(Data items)
-- start --
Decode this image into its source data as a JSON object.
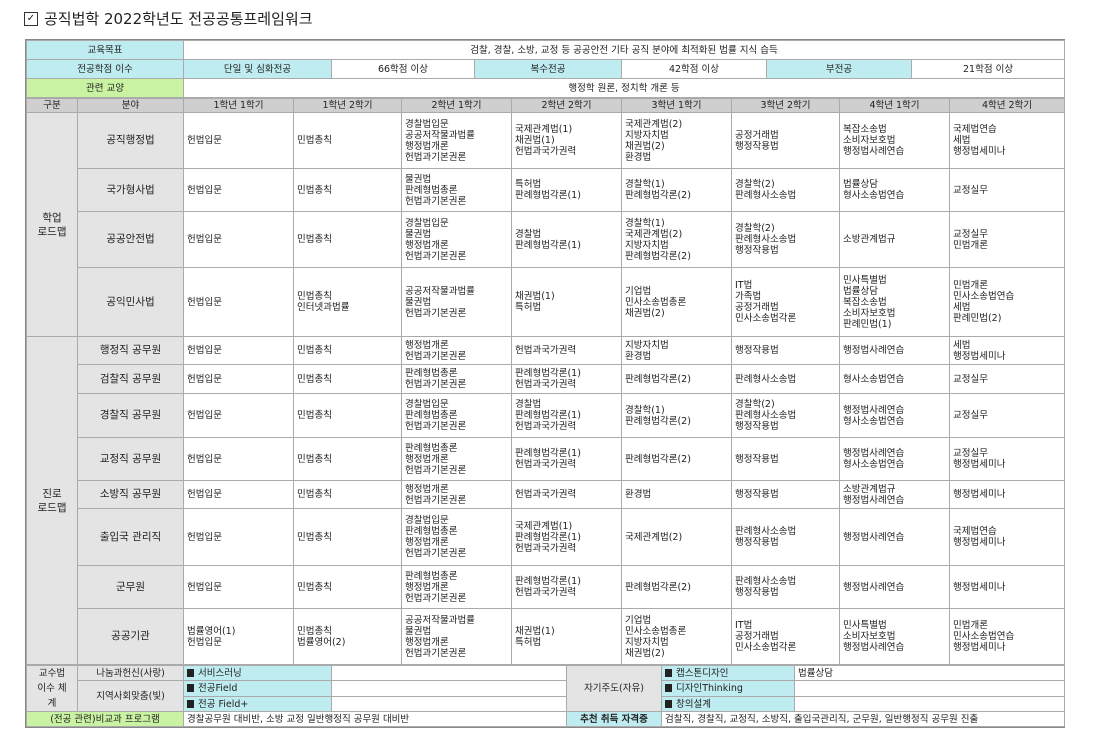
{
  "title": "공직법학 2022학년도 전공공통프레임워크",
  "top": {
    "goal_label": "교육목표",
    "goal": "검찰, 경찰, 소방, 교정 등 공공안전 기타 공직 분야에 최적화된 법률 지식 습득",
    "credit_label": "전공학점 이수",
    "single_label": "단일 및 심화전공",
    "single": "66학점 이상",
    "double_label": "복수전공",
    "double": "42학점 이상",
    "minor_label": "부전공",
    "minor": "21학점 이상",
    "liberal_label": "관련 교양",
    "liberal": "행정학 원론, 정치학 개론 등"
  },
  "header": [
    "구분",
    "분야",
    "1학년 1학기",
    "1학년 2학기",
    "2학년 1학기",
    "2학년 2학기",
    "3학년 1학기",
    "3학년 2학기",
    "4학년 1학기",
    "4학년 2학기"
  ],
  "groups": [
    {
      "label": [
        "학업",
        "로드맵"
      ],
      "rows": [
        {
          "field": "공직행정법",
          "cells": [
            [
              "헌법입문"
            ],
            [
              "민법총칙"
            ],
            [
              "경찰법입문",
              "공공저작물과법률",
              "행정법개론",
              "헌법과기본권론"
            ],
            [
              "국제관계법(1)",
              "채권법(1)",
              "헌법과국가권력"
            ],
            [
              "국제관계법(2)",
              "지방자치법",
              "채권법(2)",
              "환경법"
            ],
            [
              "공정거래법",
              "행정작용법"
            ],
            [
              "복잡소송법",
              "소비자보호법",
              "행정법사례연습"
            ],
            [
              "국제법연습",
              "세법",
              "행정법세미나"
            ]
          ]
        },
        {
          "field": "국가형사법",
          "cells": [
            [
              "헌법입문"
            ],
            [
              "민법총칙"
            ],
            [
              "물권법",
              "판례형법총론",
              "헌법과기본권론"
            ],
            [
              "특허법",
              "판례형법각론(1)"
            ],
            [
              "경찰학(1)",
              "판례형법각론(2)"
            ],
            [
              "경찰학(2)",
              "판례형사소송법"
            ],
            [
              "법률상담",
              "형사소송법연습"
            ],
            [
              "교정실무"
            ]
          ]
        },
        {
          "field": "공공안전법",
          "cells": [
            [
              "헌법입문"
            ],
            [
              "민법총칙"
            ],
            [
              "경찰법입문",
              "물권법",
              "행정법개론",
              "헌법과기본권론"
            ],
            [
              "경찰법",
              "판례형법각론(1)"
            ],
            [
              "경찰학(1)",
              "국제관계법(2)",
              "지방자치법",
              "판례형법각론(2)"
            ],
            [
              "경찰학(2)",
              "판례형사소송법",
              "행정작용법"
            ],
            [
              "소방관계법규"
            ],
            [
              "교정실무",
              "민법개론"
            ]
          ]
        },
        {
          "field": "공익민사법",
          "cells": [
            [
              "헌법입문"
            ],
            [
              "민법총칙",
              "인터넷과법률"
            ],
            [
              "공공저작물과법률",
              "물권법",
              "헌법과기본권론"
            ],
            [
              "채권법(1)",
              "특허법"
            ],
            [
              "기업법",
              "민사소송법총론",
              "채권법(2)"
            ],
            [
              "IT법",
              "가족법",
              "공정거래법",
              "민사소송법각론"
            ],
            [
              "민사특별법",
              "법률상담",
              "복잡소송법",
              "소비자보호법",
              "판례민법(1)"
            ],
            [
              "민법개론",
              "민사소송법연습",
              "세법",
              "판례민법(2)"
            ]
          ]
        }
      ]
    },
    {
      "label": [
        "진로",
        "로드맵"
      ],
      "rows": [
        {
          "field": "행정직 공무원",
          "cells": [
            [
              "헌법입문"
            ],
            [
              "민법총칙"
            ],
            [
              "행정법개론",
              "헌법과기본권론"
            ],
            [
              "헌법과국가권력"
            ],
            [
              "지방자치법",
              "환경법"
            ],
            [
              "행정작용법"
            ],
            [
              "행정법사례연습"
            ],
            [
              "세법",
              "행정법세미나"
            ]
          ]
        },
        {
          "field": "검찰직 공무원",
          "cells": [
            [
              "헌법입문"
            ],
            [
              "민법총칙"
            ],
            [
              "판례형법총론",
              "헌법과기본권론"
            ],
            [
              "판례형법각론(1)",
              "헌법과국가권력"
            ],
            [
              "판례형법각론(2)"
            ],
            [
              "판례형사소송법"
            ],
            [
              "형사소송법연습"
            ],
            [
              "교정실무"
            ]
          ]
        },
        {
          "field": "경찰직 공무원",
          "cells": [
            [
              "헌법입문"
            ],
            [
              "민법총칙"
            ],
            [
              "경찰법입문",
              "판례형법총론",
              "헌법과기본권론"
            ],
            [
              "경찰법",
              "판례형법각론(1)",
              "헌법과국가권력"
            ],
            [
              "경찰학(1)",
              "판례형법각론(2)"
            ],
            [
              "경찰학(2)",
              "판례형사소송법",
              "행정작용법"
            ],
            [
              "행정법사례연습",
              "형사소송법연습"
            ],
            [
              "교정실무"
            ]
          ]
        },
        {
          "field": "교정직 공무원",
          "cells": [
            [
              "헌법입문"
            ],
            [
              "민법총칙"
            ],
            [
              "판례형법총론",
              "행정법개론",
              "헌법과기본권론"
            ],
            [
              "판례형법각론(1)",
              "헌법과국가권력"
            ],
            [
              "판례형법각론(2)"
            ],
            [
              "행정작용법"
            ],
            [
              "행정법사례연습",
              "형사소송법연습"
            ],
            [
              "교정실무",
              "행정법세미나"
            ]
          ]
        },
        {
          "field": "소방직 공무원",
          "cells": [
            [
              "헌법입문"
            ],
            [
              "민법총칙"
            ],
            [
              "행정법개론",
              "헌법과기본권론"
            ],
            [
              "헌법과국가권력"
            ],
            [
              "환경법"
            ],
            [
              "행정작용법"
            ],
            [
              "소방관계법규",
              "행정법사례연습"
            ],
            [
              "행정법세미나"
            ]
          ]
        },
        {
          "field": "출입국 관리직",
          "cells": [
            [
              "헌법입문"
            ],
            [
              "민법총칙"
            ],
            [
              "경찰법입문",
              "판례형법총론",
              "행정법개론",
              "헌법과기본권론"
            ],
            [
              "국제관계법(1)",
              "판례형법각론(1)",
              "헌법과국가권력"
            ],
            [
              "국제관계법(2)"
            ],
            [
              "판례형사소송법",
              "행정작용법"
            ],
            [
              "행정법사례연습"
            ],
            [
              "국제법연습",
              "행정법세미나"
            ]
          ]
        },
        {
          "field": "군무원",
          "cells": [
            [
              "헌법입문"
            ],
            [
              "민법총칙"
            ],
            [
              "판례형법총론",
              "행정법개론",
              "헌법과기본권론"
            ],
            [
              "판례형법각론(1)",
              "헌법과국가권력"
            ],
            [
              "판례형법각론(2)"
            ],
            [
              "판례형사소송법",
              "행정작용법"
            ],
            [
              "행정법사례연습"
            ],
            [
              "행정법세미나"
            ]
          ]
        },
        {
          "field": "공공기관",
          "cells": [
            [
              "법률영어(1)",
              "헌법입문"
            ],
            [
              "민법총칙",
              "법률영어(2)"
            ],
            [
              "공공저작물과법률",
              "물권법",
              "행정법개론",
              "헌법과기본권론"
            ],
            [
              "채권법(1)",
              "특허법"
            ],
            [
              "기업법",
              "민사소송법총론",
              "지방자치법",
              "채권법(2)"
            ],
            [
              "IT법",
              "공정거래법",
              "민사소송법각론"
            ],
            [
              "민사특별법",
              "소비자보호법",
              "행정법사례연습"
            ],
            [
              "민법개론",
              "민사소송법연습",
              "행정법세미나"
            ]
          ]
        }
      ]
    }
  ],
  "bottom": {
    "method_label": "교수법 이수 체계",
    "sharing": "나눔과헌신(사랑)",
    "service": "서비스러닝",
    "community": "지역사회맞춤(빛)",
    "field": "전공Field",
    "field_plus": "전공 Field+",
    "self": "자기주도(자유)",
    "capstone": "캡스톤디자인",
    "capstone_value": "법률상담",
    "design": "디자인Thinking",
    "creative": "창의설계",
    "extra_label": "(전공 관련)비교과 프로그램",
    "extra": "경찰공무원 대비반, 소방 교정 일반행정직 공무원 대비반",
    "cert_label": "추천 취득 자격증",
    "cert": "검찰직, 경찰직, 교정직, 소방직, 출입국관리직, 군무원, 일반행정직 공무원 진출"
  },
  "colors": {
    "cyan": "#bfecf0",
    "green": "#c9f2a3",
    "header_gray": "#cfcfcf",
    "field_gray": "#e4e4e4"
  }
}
-- end --
-- start --
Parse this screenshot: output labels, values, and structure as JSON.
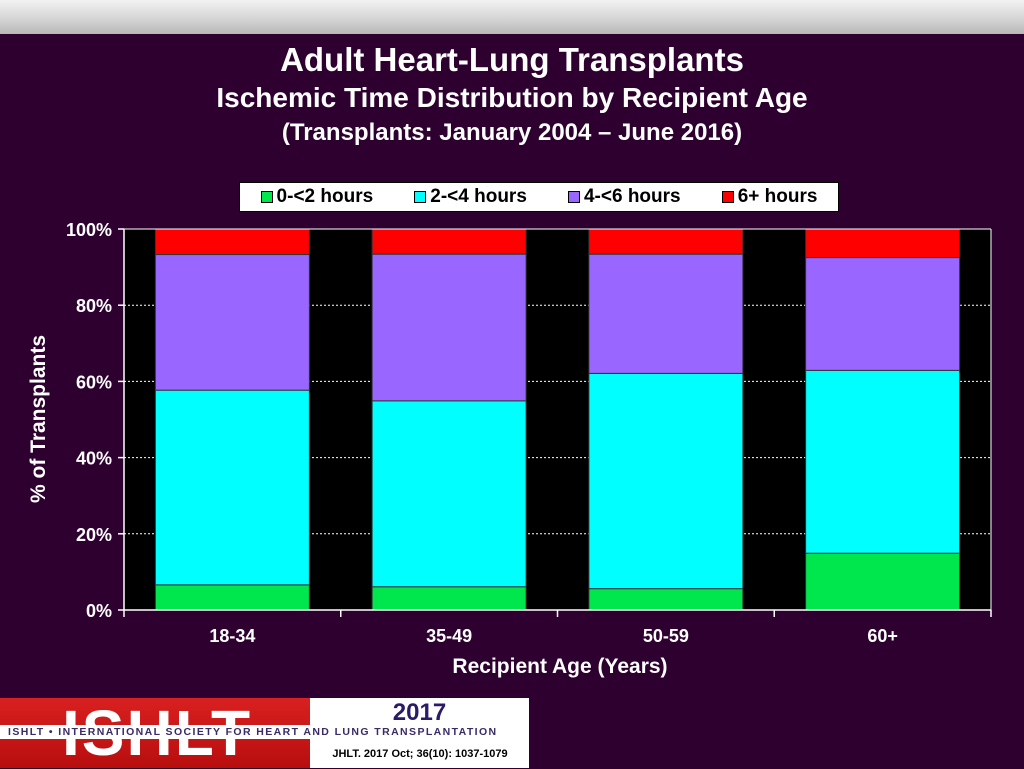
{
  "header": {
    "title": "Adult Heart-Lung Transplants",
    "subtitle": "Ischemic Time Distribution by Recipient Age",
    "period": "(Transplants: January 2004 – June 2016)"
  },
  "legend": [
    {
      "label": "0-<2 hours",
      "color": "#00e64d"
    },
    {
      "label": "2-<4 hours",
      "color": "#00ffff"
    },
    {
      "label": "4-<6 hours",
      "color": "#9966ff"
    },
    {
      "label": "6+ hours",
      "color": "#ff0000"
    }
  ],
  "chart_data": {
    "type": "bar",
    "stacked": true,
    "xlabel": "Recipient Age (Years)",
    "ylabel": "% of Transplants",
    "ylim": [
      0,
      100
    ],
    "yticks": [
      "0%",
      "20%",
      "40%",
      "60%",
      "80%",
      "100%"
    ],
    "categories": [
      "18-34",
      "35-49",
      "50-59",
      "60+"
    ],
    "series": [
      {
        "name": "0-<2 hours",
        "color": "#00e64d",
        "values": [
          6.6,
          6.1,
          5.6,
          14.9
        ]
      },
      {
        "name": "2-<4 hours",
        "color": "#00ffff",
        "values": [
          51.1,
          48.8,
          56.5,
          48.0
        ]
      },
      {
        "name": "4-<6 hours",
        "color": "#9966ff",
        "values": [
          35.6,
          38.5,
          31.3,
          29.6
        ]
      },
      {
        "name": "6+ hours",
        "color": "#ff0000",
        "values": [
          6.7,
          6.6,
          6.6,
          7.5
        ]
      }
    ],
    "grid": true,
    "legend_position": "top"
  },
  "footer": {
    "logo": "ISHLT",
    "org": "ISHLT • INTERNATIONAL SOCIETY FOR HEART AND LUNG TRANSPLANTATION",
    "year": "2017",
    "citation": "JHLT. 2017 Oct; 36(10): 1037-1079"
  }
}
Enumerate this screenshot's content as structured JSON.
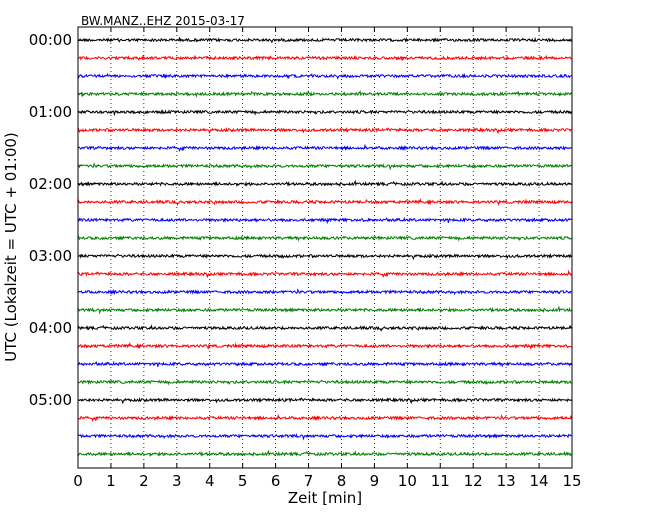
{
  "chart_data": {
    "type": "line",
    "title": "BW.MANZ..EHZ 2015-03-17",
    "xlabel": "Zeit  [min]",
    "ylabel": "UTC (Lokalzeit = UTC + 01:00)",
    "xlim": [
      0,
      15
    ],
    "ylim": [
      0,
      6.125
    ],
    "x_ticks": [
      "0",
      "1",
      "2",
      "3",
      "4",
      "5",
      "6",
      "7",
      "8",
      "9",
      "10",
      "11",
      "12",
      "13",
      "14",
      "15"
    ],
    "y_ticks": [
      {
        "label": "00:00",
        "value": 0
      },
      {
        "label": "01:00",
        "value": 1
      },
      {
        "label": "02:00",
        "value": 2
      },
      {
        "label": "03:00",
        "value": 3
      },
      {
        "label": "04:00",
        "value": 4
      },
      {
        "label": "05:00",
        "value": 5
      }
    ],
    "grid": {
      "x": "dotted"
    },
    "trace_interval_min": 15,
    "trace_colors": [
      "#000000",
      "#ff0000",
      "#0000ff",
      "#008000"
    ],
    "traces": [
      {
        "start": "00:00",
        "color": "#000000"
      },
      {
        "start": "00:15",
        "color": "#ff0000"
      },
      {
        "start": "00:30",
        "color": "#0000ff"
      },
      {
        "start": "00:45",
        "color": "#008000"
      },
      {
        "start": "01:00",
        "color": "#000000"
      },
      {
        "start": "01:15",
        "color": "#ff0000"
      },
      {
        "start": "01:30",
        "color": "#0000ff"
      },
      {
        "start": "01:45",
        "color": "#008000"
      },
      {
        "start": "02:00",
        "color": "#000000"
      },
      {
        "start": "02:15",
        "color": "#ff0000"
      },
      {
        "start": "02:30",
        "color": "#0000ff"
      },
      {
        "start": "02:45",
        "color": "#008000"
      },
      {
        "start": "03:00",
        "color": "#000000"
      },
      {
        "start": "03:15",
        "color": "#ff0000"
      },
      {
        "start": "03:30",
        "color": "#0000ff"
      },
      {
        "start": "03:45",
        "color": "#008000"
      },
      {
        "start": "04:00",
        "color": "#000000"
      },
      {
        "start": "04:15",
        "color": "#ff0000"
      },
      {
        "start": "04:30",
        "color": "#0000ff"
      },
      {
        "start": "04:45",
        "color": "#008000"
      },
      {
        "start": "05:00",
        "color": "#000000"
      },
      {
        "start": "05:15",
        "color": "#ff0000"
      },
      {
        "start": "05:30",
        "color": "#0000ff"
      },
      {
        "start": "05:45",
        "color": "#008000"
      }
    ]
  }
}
-- end --
● **Exercise objective**: List all lines holding the string "ylabel".

● **Response to this task**:
    "ylabel": "% of Transplants",
    "ylabel": "UTC (Lokalzeit = UTC + 01:00)",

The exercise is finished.